■ **TASK STATEMENT**:
Without the pictures, give the entries below again exactly as written.

■ **EXERCISE MATERIALS**:
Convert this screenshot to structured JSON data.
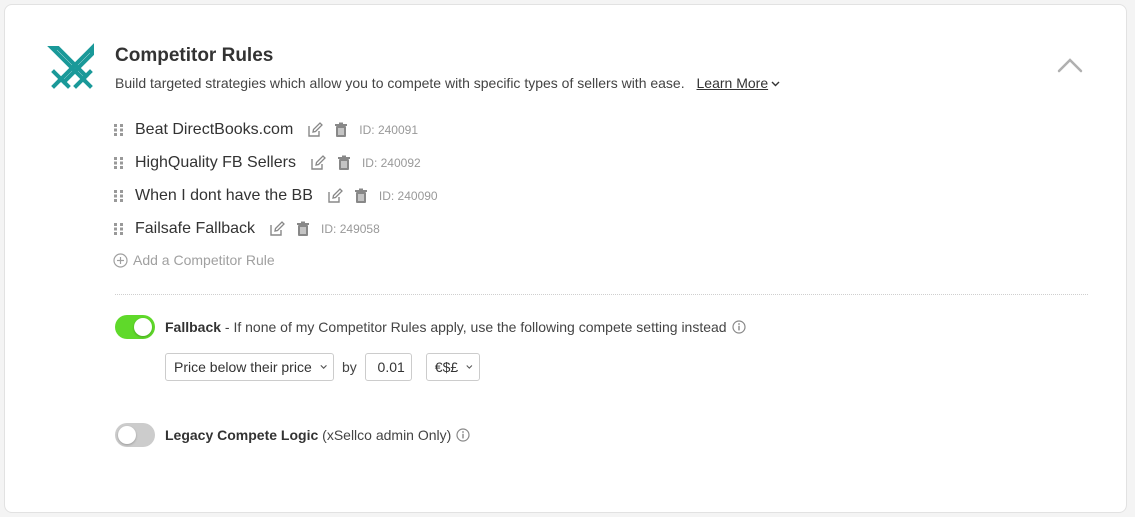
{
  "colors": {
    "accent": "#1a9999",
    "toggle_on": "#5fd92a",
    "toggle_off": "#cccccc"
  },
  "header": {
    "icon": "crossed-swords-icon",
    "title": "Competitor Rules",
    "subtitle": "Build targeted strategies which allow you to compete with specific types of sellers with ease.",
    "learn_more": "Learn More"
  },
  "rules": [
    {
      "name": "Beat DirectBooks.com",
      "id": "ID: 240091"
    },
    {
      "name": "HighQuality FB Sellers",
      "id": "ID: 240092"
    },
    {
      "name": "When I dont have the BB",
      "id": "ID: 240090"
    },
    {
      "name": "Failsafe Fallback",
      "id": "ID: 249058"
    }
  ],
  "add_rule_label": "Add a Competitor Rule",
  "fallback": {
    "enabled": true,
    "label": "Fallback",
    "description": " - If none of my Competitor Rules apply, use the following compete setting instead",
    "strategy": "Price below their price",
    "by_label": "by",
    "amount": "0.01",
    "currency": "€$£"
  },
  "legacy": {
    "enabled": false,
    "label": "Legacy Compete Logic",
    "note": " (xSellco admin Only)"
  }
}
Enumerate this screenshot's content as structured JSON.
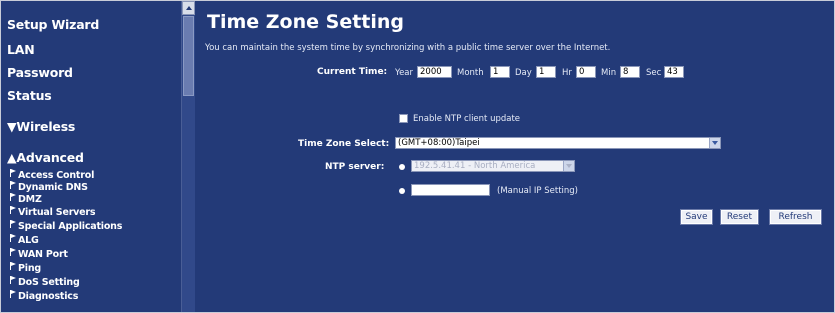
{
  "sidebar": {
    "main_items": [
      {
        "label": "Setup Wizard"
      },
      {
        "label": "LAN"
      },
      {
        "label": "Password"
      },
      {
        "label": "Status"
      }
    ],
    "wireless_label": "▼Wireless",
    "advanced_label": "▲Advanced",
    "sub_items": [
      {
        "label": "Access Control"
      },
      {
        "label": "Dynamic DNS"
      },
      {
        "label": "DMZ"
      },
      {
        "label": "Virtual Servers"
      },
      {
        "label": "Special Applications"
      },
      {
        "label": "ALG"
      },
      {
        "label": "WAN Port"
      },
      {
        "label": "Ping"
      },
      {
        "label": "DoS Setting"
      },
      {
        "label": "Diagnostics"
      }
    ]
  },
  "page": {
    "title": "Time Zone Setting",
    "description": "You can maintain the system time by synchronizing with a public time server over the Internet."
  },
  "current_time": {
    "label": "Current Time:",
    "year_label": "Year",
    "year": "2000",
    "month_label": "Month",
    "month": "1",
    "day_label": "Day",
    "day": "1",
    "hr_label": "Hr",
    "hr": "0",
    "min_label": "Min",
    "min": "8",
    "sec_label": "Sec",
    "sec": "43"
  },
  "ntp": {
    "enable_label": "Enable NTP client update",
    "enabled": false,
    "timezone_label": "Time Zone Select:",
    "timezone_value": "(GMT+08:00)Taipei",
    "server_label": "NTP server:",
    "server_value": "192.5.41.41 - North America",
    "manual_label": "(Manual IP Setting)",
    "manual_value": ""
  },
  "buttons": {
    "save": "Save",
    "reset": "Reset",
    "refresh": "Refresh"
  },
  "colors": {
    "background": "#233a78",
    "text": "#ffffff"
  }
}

■ **ANSWER BELOW**:
Convert this screenshot to structured JSON data.
{
  "colors": {
    "accent": "#1a9999",
    "toggle_on": "#5fd92a",
    "toggle_off": "#cccccc"
  },
  "header": {
    "icon": "crossed-swords-icon",
    "title": "Competitor Rules",
    "subtitle": "Build targeted strategies which allow you to compete with specific types of sellers with ease.",
    "learn_more": "Learn More"
  },
  "rules": [
    {
      "name": "Beat DirectBooks.com",
      "id": "ID: 240091"
    },
    {
      "name": "HighQuality FB Sellers",
      "id": "ID: 240092"
    },
    {
      "name": "When I dont have the BB",
      "id": "ID: 240090"
    },
    {
      "name": "Failsafe Fallback",
      "id": "ID: 249058"
    }
  ],
  "add_rule_label": "Add a Competitor Rule",
  "fallback": {
    "enabled": true,
    "label": "Fallback",
    "description": " - If none of my Competitor Rules apply, use the following compete setting instead",
    "strategy": "Price below their price",
    "by_label": "by",
    "amount": "0.01",
    "currency": "€$£"
  },
  "legacy": {
    "enabled": false,
    "label": "Legacy Compete Logic",
    "note": " (xSellco admin Only)"
  }
}
Enumerate this screenshot's content as structured JSON.
{
  "sidebar": {
    "main_items": [
      {
        "label": "Setup Wizard"
      },
      {
        "label": "LAN"
      },
      {
        "label": "Password"
      },
      {
        "label": "Status"
      }
    ],
    "wireless_label": "▼Wireless",
    "advanced_label": "▲Advanced",
    "sub_items": [
      {
        "label": "Access Control"
      },
      {
        "label": "Dynamic DNS"
      },
      {
        "label": "DMZ"
      },
      {
        "label": "Virtual Servers"
      },
      {
        "label": "Special Applications"
      },
      {
        "label": "ALG"
      },
      {
        "label": "WAN Port"
      },
      {
        "label": "Ping"
      },
      {
        "label": "DoS Setting"
      },
      {
        "label": "Diagnostics"
      }
    ]
  },
  "page": {
    "title": "Time Zone Setting",
    "description": "You can maintain the system time by synchronizing with a public time server over the Internet."
  },
  "current_time": {
    "label": "Current Time:",
    "year_label": "Year",
    "year": "2000",
    "month_label": "Month",
    "month": "1",
    "day_label": "Day",
    "day": "1",
    "hr_label": "Hr",
    "hr": "0",
    "min_label": "Min",
    "min": "8",
    "sec_label": "Sec",
    "sec": "43"
  },
  "ntp": {
    "enable_label": "Enable NTP client update",
    "enabled": false,
    "timezone_label": "Time Zone Select:",
    "timezone_value": "(GMT+08:00)Taipei",
    "server_label": "NTP server:",
    "server_value": "192.5.41.41 - North America",
    "manual_label": "(Manual IP Setting)",
    "manual_value": ""
  },
  "buttons": {
    "save": "Save",
    "reset": "Reset",
    "refresh": "Refresh"
  },
  "colors": {
    "background": "#233a78",
    "text": "#ffffff"
  }
}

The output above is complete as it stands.